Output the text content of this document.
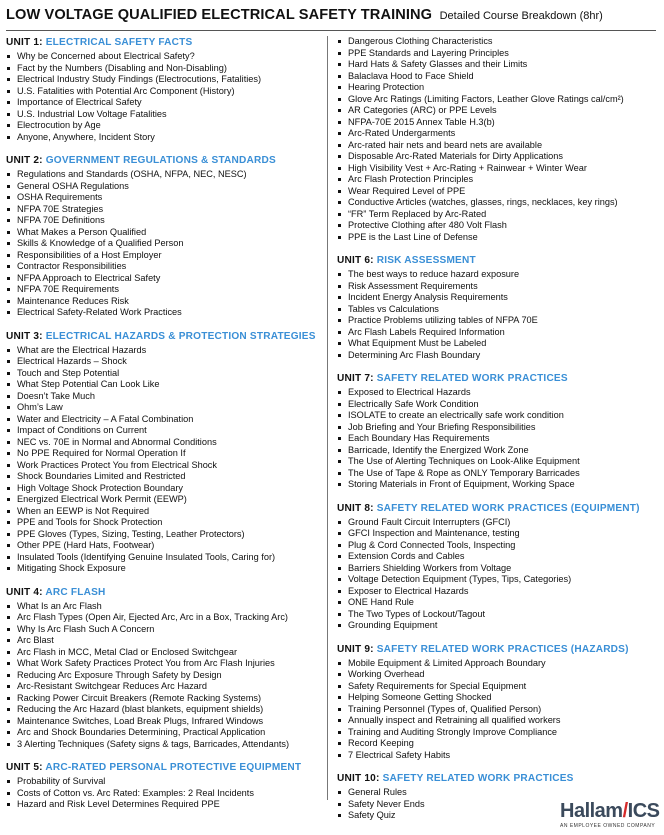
LOW VOLTAGE QUALIFIED ELECTRICAL SAFETY TRAINING Detailed Course Breakdown (8hr)
UNIT 1: ELECTRICAL SAFETY FACTS
Why be Concerned about Electrical Safety?
Fact by the Numbers (Disabling and Non-Disabling)
Electrical Industry Study Findings (Electrocutions, Fatalities)
U.S. Fatalities with Potential Arc Component (History)
Importance of Electrical Safety
U.S. Industrial Low Voltage Fatalities
Electrocution by Age
Anyone, Anywhere, Incident Story
UNIT 2: GOVERNMENT REGULATIONS & STANDARDS
Regulations and Standards (OSHA, NFPA, NEC, NESC)
General OSHA Regulations
OSHA Requirements
NFPA 70E Strategies
NFPA 70E Definitions
What Makes a Person Qualified
Skills & Knowledge of a Qualified Person
Responsibilities of a Host Employer
Contractor Responsibilities
NFPA Approach to Electrical Safety
NFPA 70E Requirements
Maintenance Reduces Risk
Electrical Safety-Related Work Practices
UNIT 3: ELECTRICAL HAZARDS & PROTECTION STRATEGIES
What are the Electrical Hazards
Electrical Hazards – Shock
Touch and Step Potential
What Step Potential Can Look Like
Doesn’t Take Much
Ohm’s Law
Water and Electricity – A Fatal Combination
Impact of Conditions on Current
NEC vs. 70E in Normal and Abnormal Conditions
No PPE Required for Normal Operation If
Work Practices Protect You from Electrical Shock
Shock Boundaries Limited and Restricted
High Voltage Shock Protection Boundary
Energized Electrical Work Permit (EEWP)
When an EEWP is Not Required
PPE and Tools for Shock Protection
PPE Gloves (Types, Sizing, Testing, Leather Protectors)
Other PPE (Hard Hats, Footwear)
Insulated Tools (Identifying Genuine Insulated Tools, Caring for)
Mitigating Shock Exposure
UNIT 4: ARC FLASH
What Is an Arc Flash
Arc Flash Types (Open Air, Ejected Arc, Arc in a Box, Tracking Arc)
Why Is Arc Flash Such A Concern
Arc Blast
Arc Flash in MCC, Metal Clad or Enclosed Switchgear
What Work Safety Practices Protect You from Arc Flash Injuries
Reducing Arc Exposure Through Safety by Design
Arc-Resistant Switchgear Reduces Arc Hazard
Racking Power Circuit Breakers (Remote Racking Systems)
Reducing the Arc Hazard (blast blankets, equipment shields)
Maintenance Switches, Load Break Plugs, Infrared Windows
Arc and Shock Boundaries Determining, Practical Application
3 Alerting Techniques (Safety signs & tags, Barricades, Attendants)
UNIT 5: ARC-RATED PERSONAL PROTECTIVE EQUIPMENT
Probability of Survival
Costs of Cotton vs. Arc Rated: Examples: 2 Real Incidents
Hazard and Risk Level Determines Required PPE
Dangerous Clothing Characteristics
PPE Standards and Layering Principles
Hard Hats & Safety Glasses and their Limits
Balaclava Hood to Face Shield
Hearing Protection
Glove Arc Ratings (Limiting Factors, Leather Glove Ratings cal/cm²)
AR Categories (ARC) or PPE Levels
NFPA-70E 2015 Annex Table H.3(b)
Arc-Rated Undergarments
Arc-rated hair nets and beard nets are available
Disposable Arc-Rated Materials for Dirty Applications
High Visibility Vest + Arc-Rating + Rainwear + Winter Wear
Arc Flash Protection Principles
Wear Required Level of PPE
Conductive Articles (watches, glasses, rings, necklaces, key rings)
“FR” Term Replaced by Arc-Rated
Protective Clothing after 480 Volt Flash
PPE is the Last Line of Defense
UNIT 6: RISK ASSESSMENT
The best ways to reduce hazard exposure
Risk Assessment Requirements
Incident Energy Analysis Requirements
Tables vs Calculations
Practice Problems utilizing tables of NFPA 70E
Arc Flash Labels Required Information
What Equipment Must be Labeled
Determining Arc Flash Boundary
UNIT 7: SAFETY RELATED WORK PRACTICES
Exposed to Electrical Hazards
Electrically Safe Work Condition
ISOLATE to create an electrically safe work condition
Job Briefing and Your Briefing Responsibilities
Each Boundary Has Requirements
Barricade, Identify the Energized Work Zone
The Use of Alerting Techniques on Look-Alike Equipment
The Use of Tape & Rope as ONLY Temporary Barricades
Storing Materials in Front of Equipment, Working Space
UNIT 8: SAFETY RELATED WORK PRACTICES (EQUIPMENT)
Ground Fault Circuit Interrupters (GFCI)
GFCI Inspection and Maintenance, testing
Plug & Cord Connected Tools, Inspecting
Extension Cords and Cables
Barriers Shielding Workers from Voltage
Voltage Detection Equipment (Types, Tips, Categories)
Exposer to Electrical Hazards
ONE Hand Rule
The Two Types of Lockout/Tagout
Grounding Equipment
UNIT 9: SAFETY RELATED WORK PRACTICES (HAZARDS)
Mobile Equipment & Limited Approach Boundary
Working Overhead
Safety Requirements for Special Equipment
Helping Someone Getting Shocked
Training Personnel (Types of, Qualified Person)
Annually inspect and Retraining all qualified workers
Training and Auditing Strongly Improve Compliance
Record Keeping
7 Electrical Safety Habits
UNIT 10: SAFETY RELATED WORK PRACTICES
General Rules
Safety Never Ends
Safety Quiz	Hallam/ICS
AN EMPLOYEE OWNED COMPANY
----------------
## Written request:
Return every line of the records exactly as given, pictures excluded.

## Result of the exercise:
Output the text content of this document.
LOW VOLTAGE QUALIFIED ELECTRICAL SAFETY TRAINING Detailed Course Breakdown (8hr)
UNIT 1: ELECTRICAL SAFETY FACTS
Why be Concerned about Electrical Safety?
Fact by the Numbers (Disabling and Non-Disabling)
Electrical Industry Study Findings (Electrocutions, Fatalities)
U.S. Fatalities with Potential Arc Component (History)
Importance of Electrical Safety
U.S. Industrial Low Voltage Fatalities
Electrocution by Age
Anyone, Anywhere, Incident Story
UNIT 2: GOVERNMENT REGULATIONS & STANDARDS
Regulations and Standards (OSHA, NFPA, NEC, NESC)
General OSHA Regulations
OSHA Requirements
NFPA 70E Strategies
NFPA 70E Definitions
What Makes a Person Qualified
Skills & Knowledge of a Qualified Person
Responsibilities of a Host Employer
Contractor Responsibilities
NFPA Approach to Electrical Safety
NFPA 70E Requirements
Maintenance Reduces Risk
Electrical Safety-Related Work Practices
UNIT 3: ELECTRICAL HAZARDS & PROTECTION STRATEGIES
What are the Electrical Hazards
Electrical Hazards – Shock
Touch and Step Potential
What Step Potential Can Look Like
Doesn’t Take Much
Ohm’s Law
Water and Electricity – A Fatal Combination
Impact of Conditions on Current
NEC vs. 70E in Normal and Abnormal Conditions
No PPE Required for Normal Operation If
Work Practices Protect You from Electrical Shock
Shock Boundaries Limited and Restricted
High Voltage Shock Protection Boundary
Energized Electrical Work Permit (EEWP)
When an EEWP is Not Required
PPE and Tools for Shock Protection
PPE Gloves (Types, Sizing, Testing, Leather Protectors)
Other PPE (Hard Hats, Footwear)
Insulated Tools (Identifying Genuine Insulated Tools, Caring for)
Mitigating Shock Exposure
UNIT 4: ARC FLASH
What Is an Arc Flash
Arc Flash Types (Open Air, Ejected Arc, Arc in a Box, Tracking Arc)
Why Is Arc Flash Such A Concern
Arc Blast
Arc Flash in MCC, Metal Clad or Enclosed Switchgear
What Work Safety Practices Protect You from Arc Flash Injuries
Reducing Arc Exposure Through Safety by Design
Arc-Resistant Switchgear Reduces Arc Hazard
Racking Power Circuit Breakers (Remote Racking Systems)
Reducing the Arc Hazard (blast blankets, equipment shields)
Maintenance Switches, Load Break Plugs, Infrared Windows
Arc and Shock Boundaries Determining, Practical Application
3 Alerting Techniques (Safety signs & tags, Barricades, Attendants)
UNIT 5: ARC-RATED PERSONAL PROTECTIVE EQUIPMENT
Probability of Survival
Costs of Cotton vs. Arc Rated: Examples: 2 Real Incidents
Hazard and Risk Level Determines Required PPE
Dangerous Clothing Characteristics
PPE Standards and Layering Principles
Hard Hats & Safety Glasses and their Limits
Balaclava Hood to Face Shield
Hearing Protection
Glove Arc Ratings (Limiting Factors, Leather Glove Ratings cal/cm²)
AR Categories (ARC) or PPE Levels
NFPA-70E 2015 Annex Table H.3(b)
Arc-Rated Undergarments
Arc-rated hair nets and beard nets are available
Disposable Arc-Rated Materials for Dirty Applications
High Visibility Vest + Arc-Rating + Rainwear + Winter Wear
Arc Flash Protection Principles
Wear Required Level of PPE
Conductive Articles (watches, glasses, rings, necklaces, key rings)
“FR” Term Replaced by Arc-Rated
Protective Clothing after 480 Volt Flash
PPE is the Last Line of Defense
UNIT 6: RISK ASSESSMENT
The best ways to reduce hazard exposure
Risk Assessment Requirements
Incident Energy Analysis Requirements
Tables vs Calculations
Practice Problems utilizing tables of NFPA 70E
Arc Flash Labels Required Information
What Equipment Must be Labeled
Determining Arc Flash Boundary
UNIT 7: SAFETY RELATED WORK PRACTICES
Exposed to Electrical Hazards
Electrically Safe Work Condition
ISOLATE to create an electrically safe work condition
Job Briefing and Your Briefing Responsibilities
Each Boundary Has Requirements
Barricade, Identify the Energized Work Zone
The Use of Alerting Techniques on Look-Alike Equipment
The Use of Tape & Rope as ONLY Temporary Barricades
Storing Materials in Front of Equipment, Working Space
UNIT 8: SAFETY RELATED WORK PRACTICES (EQUIPMENT)
Ground Fault Circuit Interrupters (GFCI)
GFCI Inspection and Maintenance, testing
Plug & Cord Connected Tools, Inspecting
Extension Cords and Cables
Barriers Shielding Workers from Voltage
Voltage Detection Equipment (Types, Tips, Categories)
Exposer to Electrical Hazards
ONE Hand Rule
The Two Types of Lockout/Tagout
Grounding Equipment
UNIT 9: SAFETY RELATED WORK PRACTICES (HAZARDS)
Mobile Equipment & Limited Approach Boundary
Working Overhead
Safety Requirements for Special Equipment
Helping Someone Getting Shocked
Training Personnel (Types of, Qualified Person)
Annually inspect and Retraining all qualified workers
Training and Auditing Strongly Improve Compliance
Record Keeping
7 Electrical Safety Habits
UNIT 10: SAFETY RELATED WORK PRACTICES
General Rules
Safety Never Ends
Safety Quiz	Hallam/ICS
AN EMPLOYEE OWNED COMPANY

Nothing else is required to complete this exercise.